**Task**. Repeat the data that follows, word for word, without the images.

**Working data**.

## BEGIN

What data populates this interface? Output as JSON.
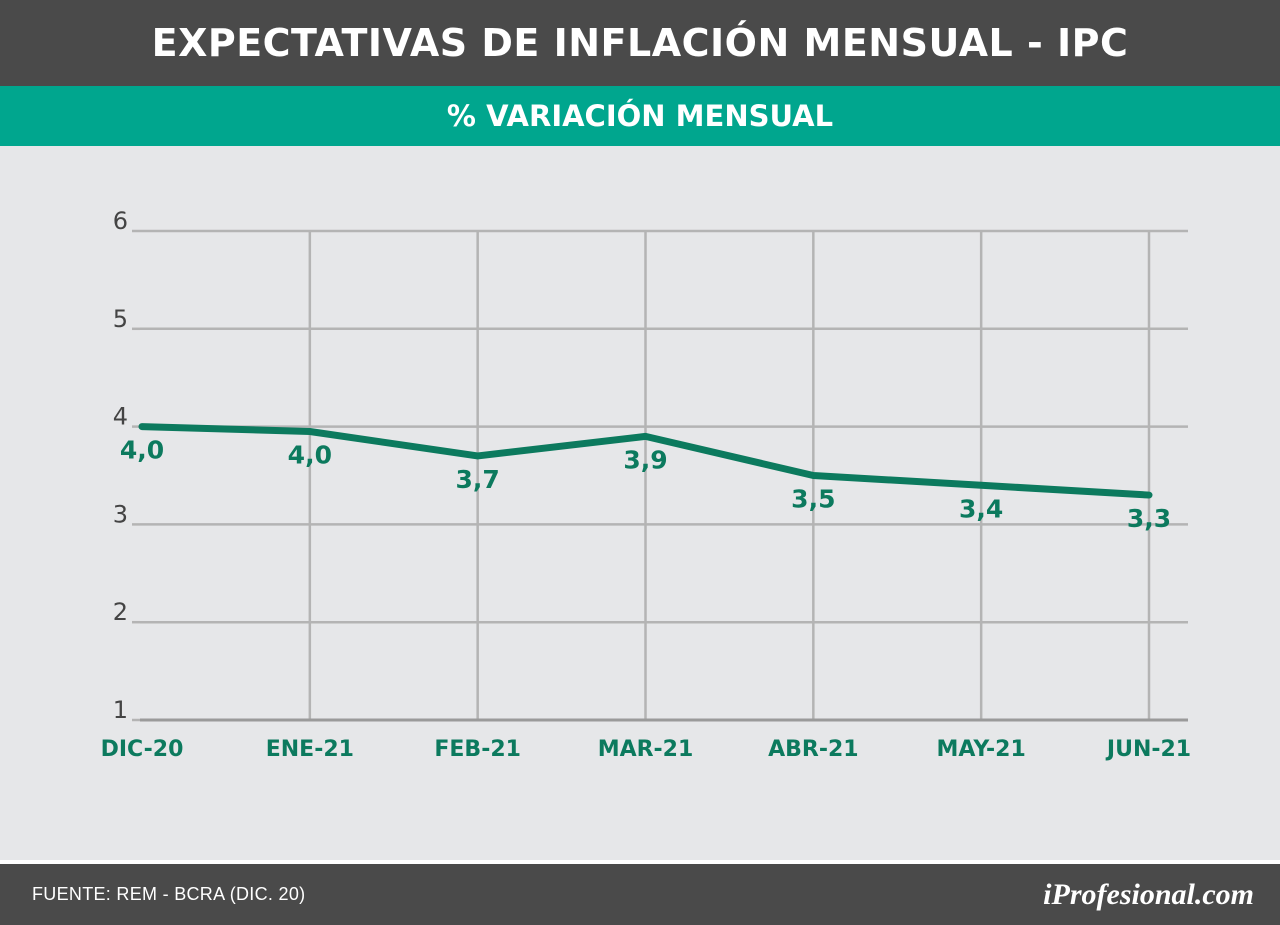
{
  "header": {
    "title": "EXPECTATIVAS DE INFLACIÓN MENSUAL - IPC",
    "subtitle": "% VARIACIÓN MENSUAL"
  },
  "footer": {
    "source": "FUENTE: REM - BCRA (DIC. 20)",
    "brand": "iProfesional.com"
  },
  "colors": {
    "line": "#0c7a5e",
    "header_bg": "#4a4a4a",
    "accent": "#00a68e",
    "grid": "#b4b4b4",
    "axis_label": "#0c7a5e"
  },
  "chart_data": {
    "type": "line",
    "title": "EXPECTATIVAS DE INFLACIÓN MENSUAL - IPC",
    "subtitle": "% VARIACIÓN MENSUAL",
    "xlabel": "",
    "ylabel": "",
    "categories": [
      "DIC-20",
      "ENE-21",
      "FEB-21",
      "MAR-21",
      "ABR-21",
      "MAY-21",
      "JUN-21"
    ],
    "series": [
      {
        "values": [
          4.0,
          3.95,
          3.7,
          3.9,
          3.5,
          3.4,
          3.3
        ],
        "labels": [
          "4,0",
          "4,0",
          "3,7",
          "3,9",
          "3,5",
          "3,4",
          "3,3"
        ]
      }
    ],
    "ylim": [
      1,
      6
    ],
    "yticks": [
      1,
      2,
      3,
      4,
      5,
      6
    ],
    "grid": true,
    "legend": "none"
  }
}
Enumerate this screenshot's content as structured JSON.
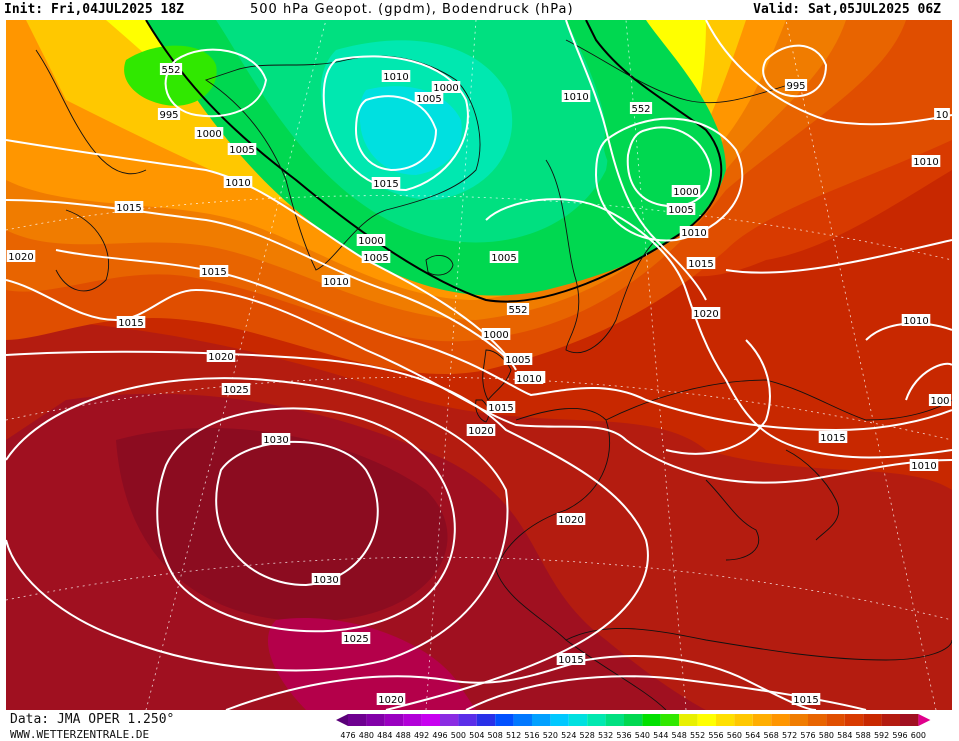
{
  "header": {
    "init": "Init: Fri,04JUL2025 18Z",
    "title": "500 hPa Geopot. (gpdm), Bodendruck (hPa)",
    "valid": "Valid: Sat,05JUL2025 06Z"
  },
  "footer": {
    "data_source": "Data: JMA OPER 1.250°",
    "website": "WWW.WETTERZENTRALE.DE"
  },
  "legend": {
    "levels": [
      "476",
      "480",
      "484",
      "488",
      "492",
      "496",
      "500",
      "504",
      "508",
      "512",
      "516",
      "520",
      "524",
      "528",
      "532",
      "536",
      "540",
      "544",
      "548",
      "552",
      "556",
      "560",
      "564",
      "568",
      "572",
      "576",
      "580",
      "584",
      "588",
      "592",
      "596",
      "600"
    ],
    "colors": [
      "#5a0078",
      "#6e0090",
      "#8200a8",
      "#9a00c0",
      "#b200d8",
      "#c800f0",
      "#8a2be2",
      "#5a2de8",
      "#2830e8",
      "#0050ff",
      "#0078ff",
      "#00a0ff",
      "#00c8ff",
      "#00e0e0",
      "#00e8b0",
      "#00e080",
      "#00d850",
      "#00e000",
      "#30e800",
      "#e8f000",
      "#ffff00",
      "#ffe000",
      "#ffc800",
      "#ffae00",
      "#ff9600",
      "#f07c00",
      "#e86400",
      "#e04e00",
      "#d83a00",
      "#c82800",
      "#b41c10",
      "#a01020",
      "#e0008c"
    ]
  },
  "map_labels": [
    {
      "text": "552"
    },
    {
      "text": "995"
    },
    {
      "text": "1000"
    },
    {
      "text": "1005"
    },
    {
      "text": "1010"
    },
    {
      "text": "1015"
    },
    {
      "text": "1020"
    },
    {
      "text": "1015"
    },
    {
      "text": "1015"
    },
    {
      "text": "1010"
    },
    {
      "text": "1010"
    },
    {
      "text": "1005"
    },
    {
      "text": "1000"
    },
    {
      "text": "1015"
    },
    {
      "text": "1000"
    },
    {
      "text": "1005"
    },
    {
      "text": "1005"
    },
    {
      "text": "1010"
    },
    {
      "text": "552"
    },
    {
      "text": "1000"
    },
    {
      "text": "1005"
    },
    {
      "text": "1010"
    },
    {
      "text": "1015"
    },
    {
      "text": "1020"
    },
    {
      "text": "1020"
    },
    {
      "text": "1025"
    },
    {
      "text": "1030"
    },
    {
      "text": "1030"
    },
    {
      "text": "1025"
    },
    {
      "text": "1020"
    },
    {
      "text": "1020"
    },
    {
      "text": "1015"
    },
    {
      "text": "1015"
    },
    {
      "text": "1010"
    },
    {
      "text": "552"
    },
    {
      "text": "1000"
    },
    {
      "text": "1005"
    },
    {
      "text": "1010"
    },
    {
      "text": "1015"
    },
    {
      "text": "1020"
    },
    {
      "text": "995"
    },
    {
      "text": "1010"
    },
    {
      "text": "1010"
    },
    {
      "text": "1015"
    },
    {
      "text": "1010"
    },
    {
      "text": "100"
    },
    {
      "text": "10"
    }
  ]
}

## END

**Result**.
What data populates this interface? Output as JSON.
{
  "header": {
    "title": "EXPECTATIVAS DE INFLACIÓN MENSUAL - IPC",
    "subtitle": "% VARIACIÓN MENSUAL"
  },
  "footer": {
    "source": "FUENTE: REM - BCRA (DIC. 20)",
    "brand": "iProfesional.com"
  },
  "colors": {
    "line": "#0c7a5e",
    "header_bg": "#4a4a4a",
    "accent": "#00a68e",
    "grid": "#b4b4b4",
    "axis_label": "#0c7a5e"
  },
  "chart_data": {
    "type": "line",
    "title": "EXPECTATIVAS DE INFLACIÓN MENSUAL - IPC",
    "subtitle": "% VARIACIÓN MENSUAL",
    "xlabel": "",
    "ylabel": "",
    "categories": [
      "DIC-20",
      "ENE-21",
      "FEB-21",
      "MAR-21",
      "ABR-21",
      "MAY-21",
      "JUN-21"
    ],
    "series": [
      {
        "values": [
          4.0,
          3.95,
          3.7,
          3.9,
          3.5,
          3.4,
          3.3
        ],
        "labels": [
          "4,0",
          "4,0",
          "3,7",
          "3,9",
          "3,5",
          "3,4",
          "3,3"
        ]
      }
    ],
    "ylim": [
      1,
      6
    ],
    "yticks": [
      1,
      2,
      3,
      4,
      5,
      6
    ],
    "grid": true,
    "legend": "none"
  }
}
Enumerate this screenshot's content as structured JSON.
{
  "header": {
    "init": "Init: Fri,04JUL2025 18Z",
    "title": "500 hPa Geopot. (gpdm), Bodendruck (hPa)",
    "valid": "Valid: Sat,05JUL2025 06Z"
  },
  "footer": {
    "data_source": "Data: JMA OPER 1.250°",
    "website": "WWW.WETTERZENTRALE.DE"
  },
  "legend": {
    "levels": [
      "476",
      "480",
      "484",
      "488",
      "492",
      "496",
      "500",
      "504",
      "508",
      "512",
      "516",
      "520",
      "524",
      "528",
      "532",
      "536",
      "540",
      "544",
      "548",
      "552",
      "556",
      "560",
      "564",
      "568",
      "572",
      "576",
      "580",
      "584",
      "588",
      "592",
      "596",
      "600"
    ],
    "colors": [
      "#5a0078",
      "#6e0090",
      "#8200a8",
      "#9a00c0",
      "#b200d8",
      "#c800f0",
      "#8a2be2",
      "#5a2de8",
      "#2830e8",
      "#0050ff",
      "#0078ff",
      "#00a0ff",
      "#00c8ff",
      "#00e0e0",
      "#00e8b0",
      "#00e080",
      "#00d850",
      "#00e000",
      "#30e800",
      "#e8f000",
      "#ffff00",
      "#ffe000",
      "#ffc800",
      "#ffae00",
      "#ff9600",
      "#f07c00",
      "#e86400",
      "#e04e00",
      "#d83a00",
      "#c82800",
      "#b41c10",
      "#a01020",
      "#e0008c"
    ]
  },
  "map_labels": [
    {
      "text": "552"
    },
    {
      "text": "995"
    },
    {
      "text": "1000"
    },
    {
      "text": "1005"
    },
    {
      "text": "1010"
    },
    {
      "text": "1015"
    },
    {
      "text": "1020"
    },
    {
      "text": "1015"
    },
    {
      "text": "1015"
    },
    {
      "text": "1010"
    },
    {
      "text": "1010"
    },
    {
      "text": "1005"
    },
    {
      "text": "1000"
    },
    {
      "text": "1015"
    },
    {
      "text": "1000"
    },
    {
      "text": "1005"
    },
    {
      "text": "1005"
    },
    {
      "text": "1010"
    },
    {
      "text": "552"
    },
    {
      "text": "1000"
    },
    {
      "text": "1005"
    },
    {
      "text": "1010"
    },
    {
      "text": "1015"
    },
    {
      "text": "1020"
    },
    {
      "text": "1020"
    },
    {
      "text": "1025"
    },
    {
      "text": "1030"
    },
    {
      "text": "1030"
    },
    {
      "text": "1025"
    },
    {
      "text": "1020"
    },
    {
      "text": "1020"
    },
    {
      "text": "1015"
    },
    {
      "text": "1015"
    },
    {
      "text": "1010"
    },
    {
      "text": "552"
    },
    {
      "text": "1000"
    },
    {
      "text": "1005"
    },
    {
      "text": "1010"
    },
    {
      "text": "1015"
    },
    {
      "text": "1020"
    },
    {
      "text": "995"
    },
    {
      "text": "1010"
    },
    {
      "text": "1010"
    },
    {
      "text": "1015"
    },
    {
      "text": "1010"
    },
    {
      "text": "100"
    },
    {
      "text": "10"
    }
  ]
}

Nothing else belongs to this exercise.